● **What to work on**
Examine the entries below, count the lines holding the string "التنفيذية", and respond with the number only.

● **Working data**

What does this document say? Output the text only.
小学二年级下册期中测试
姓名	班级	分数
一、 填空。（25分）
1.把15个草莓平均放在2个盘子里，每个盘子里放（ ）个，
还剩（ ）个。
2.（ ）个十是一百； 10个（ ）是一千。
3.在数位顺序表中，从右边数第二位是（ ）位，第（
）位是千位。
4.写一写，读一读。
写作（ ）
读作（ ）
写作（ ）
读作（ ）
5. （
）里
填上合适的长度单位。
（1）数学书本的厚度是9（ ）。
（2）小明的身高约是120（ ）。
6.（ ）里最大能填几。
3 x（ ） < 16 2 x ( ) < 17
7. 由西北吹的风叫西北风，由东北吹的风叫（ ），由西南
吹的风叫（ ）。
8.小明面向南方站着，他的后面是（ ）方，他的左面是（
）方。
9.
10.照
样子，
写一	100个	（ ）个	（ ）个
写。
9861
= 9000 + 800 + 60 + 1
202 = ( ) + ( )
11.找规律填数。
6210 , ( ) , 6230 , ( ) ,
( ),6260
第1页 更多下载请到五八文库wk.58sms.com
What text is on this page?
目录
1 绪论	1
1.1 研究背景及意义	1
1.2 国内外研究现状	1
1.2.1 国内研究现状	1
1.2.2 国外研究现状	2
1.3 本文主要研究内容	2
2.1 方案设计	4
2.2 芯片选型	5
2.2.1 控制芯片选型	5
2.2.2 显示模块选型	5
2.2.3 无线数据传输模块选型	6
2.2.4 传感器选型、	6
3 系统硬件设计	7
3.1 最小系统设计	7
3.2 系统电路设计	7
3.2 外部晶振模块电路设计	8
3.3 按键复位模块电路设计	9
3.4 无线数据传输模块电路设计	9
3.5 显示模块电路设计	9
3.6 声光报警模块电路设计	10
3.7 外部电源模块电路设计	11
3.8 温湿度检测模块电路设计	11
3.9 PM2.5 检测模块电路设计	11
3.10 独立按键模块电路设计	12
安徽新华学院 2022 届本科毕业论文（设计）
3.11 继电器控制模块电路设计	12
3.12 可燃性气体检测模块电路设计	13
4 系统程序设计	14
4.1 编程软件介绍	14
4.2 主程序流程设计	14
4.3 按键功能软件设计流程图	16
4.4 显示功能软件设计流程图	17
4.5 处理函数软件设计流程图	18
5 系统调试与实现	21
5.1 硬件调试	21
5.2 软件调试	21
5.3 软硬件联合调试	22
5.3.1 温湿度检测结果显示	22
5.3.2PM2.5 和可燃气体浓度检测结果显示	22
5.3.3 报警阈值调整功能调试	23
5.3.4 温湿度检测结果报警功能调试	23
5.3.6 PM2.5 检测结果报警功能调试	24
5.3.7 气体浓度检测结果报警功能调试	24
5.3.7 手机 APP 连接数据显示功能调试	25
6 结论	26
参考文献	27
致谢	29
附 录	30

...

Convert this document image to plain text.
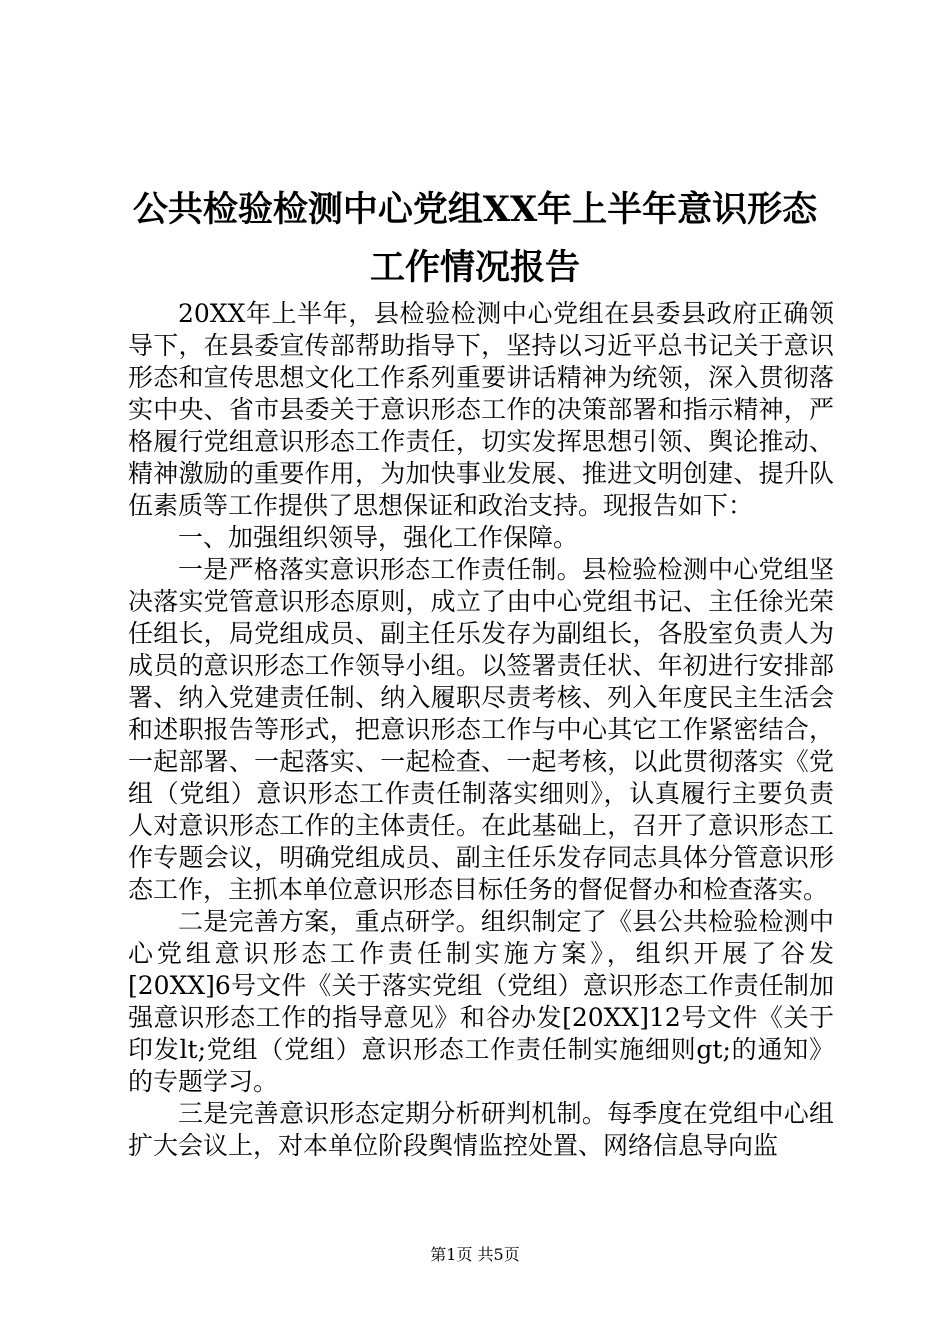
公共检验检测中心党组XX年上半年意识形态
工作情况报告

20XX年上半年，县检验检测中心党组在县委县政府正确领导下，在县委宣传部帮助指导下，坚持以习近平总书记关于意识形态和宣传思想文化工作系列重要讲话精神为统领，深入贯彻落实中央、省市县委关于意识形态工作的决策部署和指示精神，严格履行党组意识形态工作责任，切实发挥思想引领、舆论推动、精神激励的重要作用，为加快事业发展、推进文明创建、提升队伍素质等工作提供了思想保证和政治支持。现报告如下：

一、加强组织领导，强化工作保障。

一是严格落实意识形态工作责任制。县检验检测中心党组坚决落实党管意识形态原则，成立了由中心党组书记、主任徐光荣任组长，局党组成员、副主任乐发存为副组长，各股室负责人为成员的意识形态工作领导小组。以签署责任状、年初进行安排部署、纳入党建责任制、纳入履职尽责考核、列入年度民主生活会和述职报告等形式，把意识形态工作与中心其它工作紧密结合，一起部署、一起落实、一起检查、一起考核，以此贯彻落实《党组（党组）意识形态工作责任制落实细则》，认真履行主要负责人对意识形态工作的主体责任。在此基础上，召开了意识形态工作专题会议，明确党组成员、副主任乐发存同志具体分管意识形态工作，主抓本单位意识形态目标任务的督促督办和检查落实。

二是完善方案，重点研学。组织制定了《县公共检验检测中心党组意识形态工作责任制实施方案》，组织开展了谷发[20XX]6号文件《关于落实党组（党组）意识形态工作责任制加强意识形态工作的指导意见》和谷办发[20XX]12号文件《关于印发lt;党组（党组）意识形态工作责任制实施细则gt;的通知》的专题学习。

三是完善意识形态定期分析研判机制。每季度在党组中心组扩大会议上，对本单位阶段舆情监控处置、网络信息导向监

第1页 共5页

==

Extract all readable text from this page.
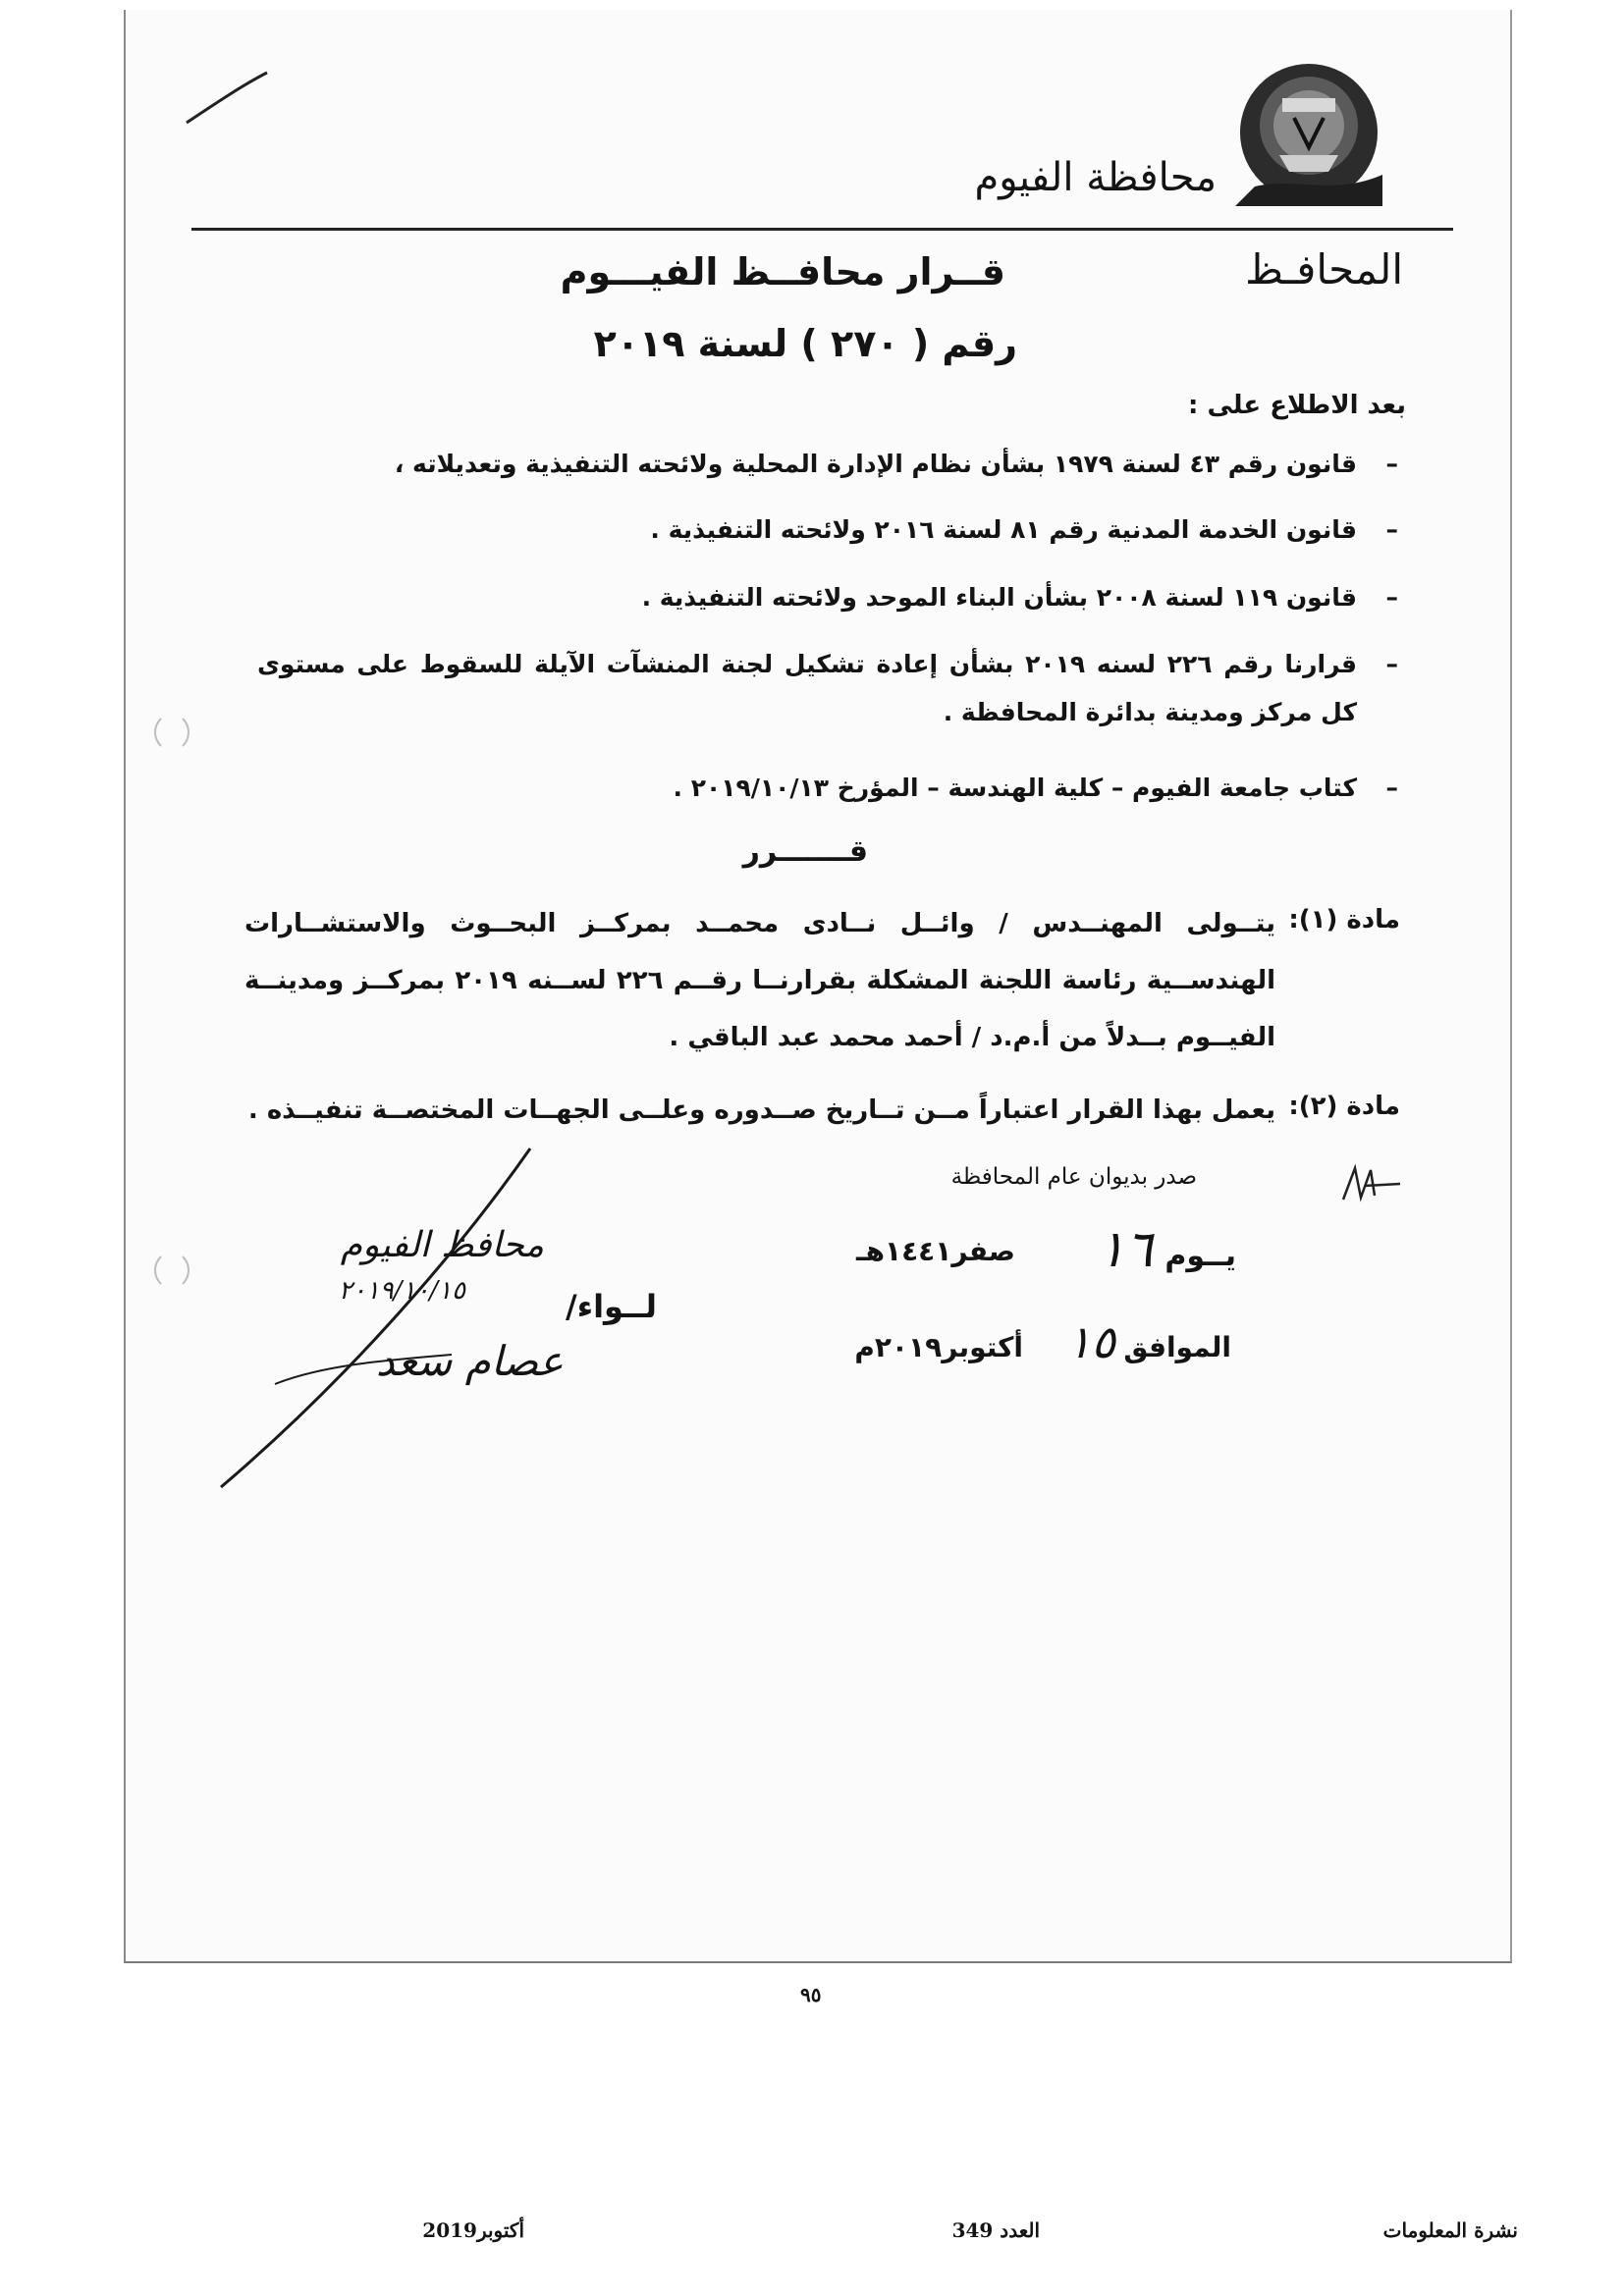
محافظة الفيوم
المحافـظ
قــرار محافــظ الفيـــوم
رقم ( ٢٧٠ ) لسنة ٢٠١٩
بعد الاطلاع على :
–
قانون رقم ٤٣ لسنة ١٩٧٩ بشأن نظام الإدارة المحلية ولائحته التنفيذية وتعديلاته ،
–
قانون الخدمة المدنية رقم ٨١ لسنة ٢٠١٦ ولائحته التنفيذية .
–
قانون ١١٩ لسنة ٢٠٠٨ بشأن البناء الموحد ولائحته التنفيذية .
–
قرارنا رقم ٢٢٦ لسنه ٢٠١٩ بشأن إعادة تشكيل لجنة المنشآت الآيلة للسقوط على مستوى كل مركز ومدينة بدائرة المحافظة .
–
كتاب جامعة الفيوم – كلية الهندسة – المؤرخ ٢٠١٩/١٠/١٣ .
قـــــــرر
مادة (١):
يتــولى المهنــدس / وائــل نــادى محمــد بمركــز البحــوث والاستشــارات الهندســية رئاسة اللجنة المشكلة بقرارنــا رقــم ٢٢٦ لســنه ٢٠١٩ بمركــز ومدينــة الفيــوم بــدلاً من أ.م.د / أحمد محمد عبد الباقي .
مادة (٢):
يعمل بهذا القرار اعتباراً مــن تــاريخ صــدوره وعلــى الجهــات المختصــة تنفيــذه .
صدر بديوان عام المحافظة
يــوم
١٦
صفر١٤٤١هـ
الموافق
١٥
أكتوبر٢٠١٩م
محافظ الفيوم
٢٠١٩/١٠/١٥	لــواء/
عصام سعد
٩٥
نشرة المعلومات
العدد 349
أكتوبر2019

● **In response**
3